[Figure contents as structured data]

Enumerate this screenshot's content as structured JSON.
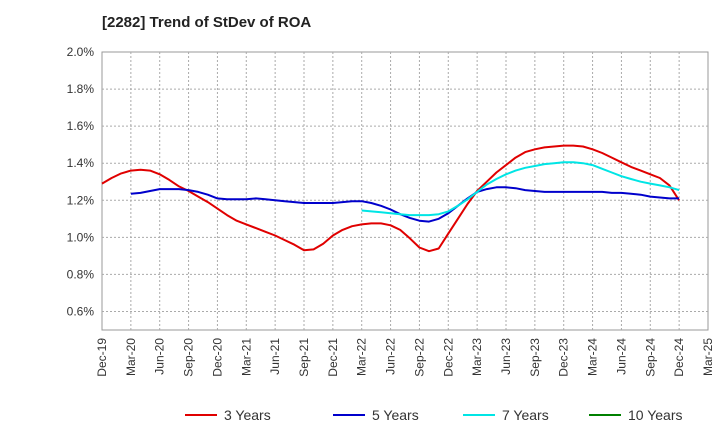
{
  "chart_data": {
    "type": "line",
    "title": "[2282]  Trend of StDev of ROA",
    "xlabel": "",
    "ylabel": "",
    "ylim": [
      0.5,
      2.0
    ],
    "y_ticks": [
      "2.0%",
      "1.8%",
      "1.6%",
      "1.4%",
      "1.2%",
      "1.0%",
      "0.8%",
      "0.6%"
    ],
    "y_tick_values": [
      2.0,
      1.8,
      1.6,
      1.4,
      1.2,
      1.0,
      0.8,
      0.6
    ],
    "x_ticks": [
      "Dec-19",
      "Mar-20",
      "Jun-20",
      "Sep-20",
      "Dec-20",
      "Mar-21",
      "Jun-21",
      "Sep-21",
      "Dec-21",
      "Mar-22",
      "Jun-22",
      "Sep-22",
      "Dec-22",
      "Mar-23",
      "Jun-23",
      "Sep-23",
      "Dec-23",
      "Mar-24",
      "Jun-24",
      "Sep-24",
      "Dec-24",
      "Mar-25"
    ],
    "grid": true,
    "legend_position": "bottom",
    "series": [
      {
        "name": "3 Years",
        "color": "#e00000",
        "x": [
          "Dec-19",
          "Jan-20",
          "Feb-20",
          "Mar-20",
          "Apr-20",
          "May-20",
          "Jun-20",
          "Jul-20",
          "Aug-20",
          "Sep-20",
          "Oct-20",
          "Nov-20",
          "Dec-20",
          "Jan-21",
          "Feb-21",
          "Mar-21",
          "Apr-21",
          "May-21",
          "Jun-21",
          "Jul-21",
          "Aug-21",
          "Sep-21",
          "Oct-21",
          "Nov-21",
          "Dec-21",
          "Jan-22",
          "Feb-22",
          "Mar-22",
          "Apr-22",
          "May-22",
          "Jun-22",
          "Jul-22",
          "Aug-22",
          "Sep-22",
          "Oct-22",
          "Nov-22",
          "Dec-22",
          "Jan-23",
          "Feb-23",
          "Mar-23",
          "Apr-23",
          "May-23",
          "Jun-23",
          "Jul-23",
          "Aug-23",
          "Sep-23",
          "Oct-23",
          "Nov-23",
          "Dec-23",
          "Jan-24",
          "Feb-24",
          "Mar-24",
          "Apr-24",
          "May-24",
          "Jun-24",
          "Jul-24",
          "Aug-24",
          "Sep-24",
          "Oct-24",
          "Nov-24",
          "Dec-24"
        ],
        "values": [
          1.29,
          1.32,
          1.345,
          1.36,
          1.365,
          1.36,
          1.34,
          1.31,
          1.275,
          1.25,
          1.22,
          1.19,
          1.155,
          1.12,
          1.09,
          1.07,
          1.05,
          1.03,
          1.01,
          0.985,
          0.96,
          0.93,
          0.935,
          0.965,
          1.01,
          1.04,
          1.06,
          1.07,
          1.075,
          1.075,
          1.065,
          1.04,
          0.995,
          0.945,
          0.925,
          0.94,
          1.02,
          1.1,
          1.18,
          1.25,
          1.3,
          1.35,
          1.39,
          1.43,
          1.46,
          1.475,
          1.485,
          1.49,
          1.495,
          1.495,
          1.49,
          1.475,
          1.455,
          1.43,
          1.405,
          1.38,
          1.36,
          1.34,
          1.32,
          1.28,
          1.2
        ]
      },
      {
        "name": "5 Years",
        "color": "#0000cc",
        "x": [
          "Dec-19",
          "Jan-20",
          "Feb-20",
          "Mar-20",
          "Apr-20",
          "May-20",
          "Jun-20",
          "Jul-20",
          "Aug-20",
          "Sep-20",
          "Oct-20",
          "Nov-20",
          "Dec-20",
          "Jan-21",
          "Feb-21",
          "Mar-21",
          "Apr-21",
          "May-21",
          "Jun-21",
          "Jul-21",
          "Aug-21",
          "Sep-21",
          "Oct-21",
          "Nov-21",
          "Dec-21",
          "Jan-22",
          "Feb-22",
          "Mar-22",
          "Apr-22",
          "May-22",
          "Jun-22",
          "Jul-22",
          "Aug-22",
          "Sep-22",
          "Oct-22",
          "Nov-22",
          "Dec-22",
          "Jan-23",
          "Feb-23",
          "Mar-23",
          "Apr-23",
          "May-23",
          "Jun-23",
          "Jul-23",
          "Aug-23",
          "Sep-23",
          "Oct-23",
          "Nov-23",
          "Dec-23",
          "Jan-24",
          "Feb-24",
          "Mar-24",
          "Apr-24",
          "May-24",
          "Jun-24",
          "Jul-24",
          "Aug-24",
          "Sep-24",
          "Oct-24",
          "Nov-24",
          "Dec-24"
        ],
        "values": [
          null,
          null,
          null,
          1.235,
          1.24,
          1.25,
          1.26,
          1.26,
          1.26,
          1.255,
          1.245,
          1.23,
          1.21,
          1.205,
          1.205,
          1.205,
          1.21,
          1.205,
          1.2,
          1.195,
          1.19,
          1.185,
          1.185,
          1.185,
          1.185,
          1.19,
          1.195,
          1.195,
          1.185,
          1.17,
          1.15,
          1.125,
          1.105,
          1.09,
          1.085,
          1.1,
          1.13,
          1.17,
          1.21,
          1.245,
          1.26,
          1.27,
          1.27,
          1.265,
          1.255,
          1.25,
          1.245,
          1.245,
          1.245,
          1.245,
          1.245,
          1.245,
          1.245,
          1.24,
          1.24,
          1.235,
          1.23,
          1.22,
          1.215,
          1.21,
          1.21
        ]
      },
      {
        "name": "7 Years",
        "color": "#00e5e5",
        "x": [
          "Mar-22",
          "Apr-22",
          "May-22",
          "Jun-22",
          "Jul-22",
          "Aug-22",
          "Sep-22",
          "Oct-22",
          "Nov-22",
          "Dec-22",
          "Jan-23",
          "Feb-23",
          "Mar-23",
          "Apr-23",
          "May-23",
          "Jun-23",
          "Jul-23",
          "Aug-23",
          "Sep-23",
          "Oct-23",
          "Nov-23",
          "Dec-23",
          "Jan-24",
          "Feb-24",
          "Mar-24",
          "Apr-24",
          "May-24",
          "Jun-24",
          "Jul-24",
          "Aug-24",
          "Sep-24",
          "Oct-24",
          "Nov-24",
          "Dec-24"
        ],
        "values": [
          1.145,
          1.14,
          1.135,
          1.13,
          1.125,
          1.12,
          1.12,
          1.12,
          1.125,
          1.14,
          1.17,
          1.205,
          1.245,
          1.285,
          1.315,
          1.34,
          1.36,
          1.375,
          1.385,
          1.395,
          1.4,
          1.405,
          1.405,
          1.4,
          1.39,
          1.37,
          1.35,
          1.33,
          1.315,
          1.3,
          1.29,
          1.28,
          1.27,
          1.255
        ]
      },
      {
        "name": "10 Years",
        "color": "#008000",
        "x": [],
        "values": []
      }
    ]
  }
}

**TASK DETAILS**:
Pictures are excluded; copy all other data exactly as shown.

**FINISHED EXERCISE**:
Enumerate this screenshot's content as structured JSON.
{
  "chart_data": {
    "type": "line",
    "title": "[2282]  Trend of StDev of ROA",
    "xlabel": "",
    "ylabel": "",
    "ylim": [
      0.5,
      2.0
    ],
    "y_ticks": [
      "2.0%",
      "1.8%",
      "1.6%",
      "1.4%",
      "1.2%",
      "1.0%",
      "0.8%",
      "0.6%"
    ],
    "y_tick_values": [
      2.0,
      1.8,
      1.6,
      1.4,
      1.2,
      1.0,
      0.8,
      0.6
    ],
    "x_ticks": [
      "Dec-19",
      "Mar-20",
      "Jun-20",
      "Sep-20",
      "Dec-20",
      "Mar-21",
      "Jun-21",
      "Sep-21",
      "Dec-21",
      "Mar-22",
      "Jun-22",
      "Sep-22",
      "Dec-22",
      "Mar-23",
      "Jun-23",
      "Sep-23",
      "Dec-23",
      "Mar-24",
      "Jun-24",
      "Sep-24",
      "Dec-24",
      "Mar-25"
    ],
    "grid": true,
    "legend_position": "bottom",
    "series": [
      {
        "name": "3 Years",
        "color": "#e00000",
        "x": [
          "Dec-19",
          "Jan-20",
          "Feb-20",
          "Mar-20",
          "Apr-20",
          "May-20",
          "Jun-20",
          "Jul-20",
          "Aug-20",
          "Sep-20",
          "Oct-20",
          "Nov-20",
          "Dec-20",
          "Jan-21",
          "Feb-21",
          "Mar-21",
          "Apr-21",
          "May-21",
          "Jun-21",
          "Jul-21",
          "Aug-21",
          "Sep-21",
          "Oct-21",
          "Nov-21",
          "Dec-21",
          "Jan-22",
          "Feb-22",
          "Mar-22",
          "Apr-22",
          "May-22",
          "Jun-22",
          "Jul-22",
          "Aug-22",
          "Sep-22",
          "Oct-22",
          "Nov-22",
          "Dec-22",
          "Jan-23",
          "Feb-23",
          "Mar-23",
          "Apr-23",
          "May-23",
          "Jun-23",
          "Jul-23",
          "Aug-23",
          "Sep-23",
          "Oct-23",
          "Nov-23",
          "Dec-23",
          "Jan-24",
          "Feb-24",
          "Mar-24",
          "Apr-24",
          "May-24",
          "Jun-24",
          "Jul-24",
          "Aug-24",
          "Sep-24",
          "Oct-24",
          "Nov-24",
          "Dec-24"
        ],
        "values": [
          1.29,
          1.32,
          1.345,
          1.36,
          1.365,
          1.36,
          1.34,
          1.31,
          1.275,
          1.25,
          1.22,
          1.19,
          1.155,
          1.12,
          1.09,
          1.07,
          1.05,
          1.03,
          1.01,
          0.985,
          0.96,
          0.93,
          0.935,
          0.965,
          1.01,
          1.04,
          1.06,
          1.07,
          1.075,
          1.075,
          1.065,
          1.04,
          0.995,
          0.945,
          0.925,
          0.94,
          1.02,
          1.1,
          1.18,
          1.25,
          1.3,
          1.35,
          1.39,
          1.43,
          1.46,
          1.475,
          1.485,
          1.49,
          1.495,
          1.495,
          1.49,
          1.475,
          1.455,
          1.43,
          1.405,
          1.38,
          1.36,
          1.34,
          1.32,
          1.28,
          1.2
        ]
      },
      {
        "name": "5 Years",
        "color": "#0000cc",
        "x": [
          "Dec-19",
          "Jan-20",
          "Feb-20",
          "Mar-20",
          "Apr-20",
          "May-20",
          "Jun-20",
          "Jul-20",
          "Aug-20",
          "Sep-20",
          "Oct-20",
          "Nov-20",
          "Dec-20",
          "Jan-21",
          "Feb-21",
          "Mar-21",
          "Apr-21",
          "May-21",
          "Jun-21",
          "Jul-21",
          "Aug-21",
          "Sep-21",
          "Oct-21",
          "Nov-21",
          "Dec-21",
          "Jan-22",
          "Feb-22",
          "Mar-22",
          "Apr-22",
          "May-22",
          "Jun-22",
          "Jul-22",
          "Aug-22",
          "Sep-22",
          "Oct-22",
          "Nov-22",
          "Dec-22",
          "Jan-23",
          "Feb-23",
          "Mar-23",
          "Apr-23",
          "May-23",
          "Jun-23",
          "Jul-23",
          "Aug-23",
          "Sep-23",
          "Oct-23",
          "Nov-23",
          "Dec-23",
          "Jan-24",
          "Feb-24",
          "Mar-24",
          "Apr-24",
          "May-24",
          "Jun-24",
          "Jul-24",
          "Aug-24",
          "Sep-24",
          "Oct-24",
          "Nov-24",
          "Dec-24"
        ],
        "values": [
          null,
          null,
          null,
          1.235,
          1.24,
          1.25,
          1.26,
          1.26,
          1.26,
          1.255,
          1.245,
          1.23,
          1.21,
          1.205,
          1.205,
          1.205,
          1.21,
          1.205,
          1.2,
          1.195,
          1.19,
          1.185,
          1.185,
          1.185,
          1.185,
          1.19,
          1.195,
          1.195,
          1.185,
          1.17,
          1.15,
          1.125,
          1.105,
          1.09,
          1.085,
          1.1,
          1.13,
          1.17,
          1.21,
          1.245,
          1.26,
          1.27,
          1.27,
          1.265,
          1.255,
          1.25,
          1.245,
          1.245,
          1.245,
          1.245,
          1.245,
          1.245,
          1.245,
          1.24,
          1.24,
          1.235,
          1.23,
          1.22,
          1.215,
          1.21,
          1.21
        ]
      },
      {
        "name": "7 Years",
        "color": "#00e5e5",
        "x": [
          "Mar-22",
          "Apr-22",
          "May-22",
          "Jun-22",
          "Jul-22",
          "Aug-22",
          "Sep-22",
          "Oct-22",
          "Nov-22",
          "Dec-22",
          "Jan-23",
          "Feb-23",
          "Mar-23",
          "Apr-23",
          "May-23",
          "Jun-23",
          "Jul-23",
          "Aug-23",
          "Sep-23",
          "Oct-23",
          "Nov-23",
          "Dec-23",
          "Jan-24",
          "Feb-24",
          "Mar-24",
          "Apr-24",
          "May-24",
          "Jun-24",
          "Jul-24",
          "Aug-24",
          "Sep-24",
          "Oct-24",
          "Nov-24",
          "Dec-24"
        ],
        "values": [
          1.145,
          1.14,
          1.135,
          1.13,
          1.125,
          1.12,
          1.12,
          1.12,
          1.125,
          1.14,
          1.17,
          1.205,
          1.245,
          1.285,
          1.315,
          1.34,
          1.36,
          1.375,
          1.385,
          1.395,
          1.4,
          1.405,
          1.405,
          1.4,
          1.39,
          1.37,
          1.35,
          1.33,
          1.315,
          1.3,
          1.29,
          1.28,
          1.27,
          1.255
        ]
      },
      {
        "name": "10 Years",
        "color": "#008000",
        "x": [],
        "values": []
      }
    ]
  }
}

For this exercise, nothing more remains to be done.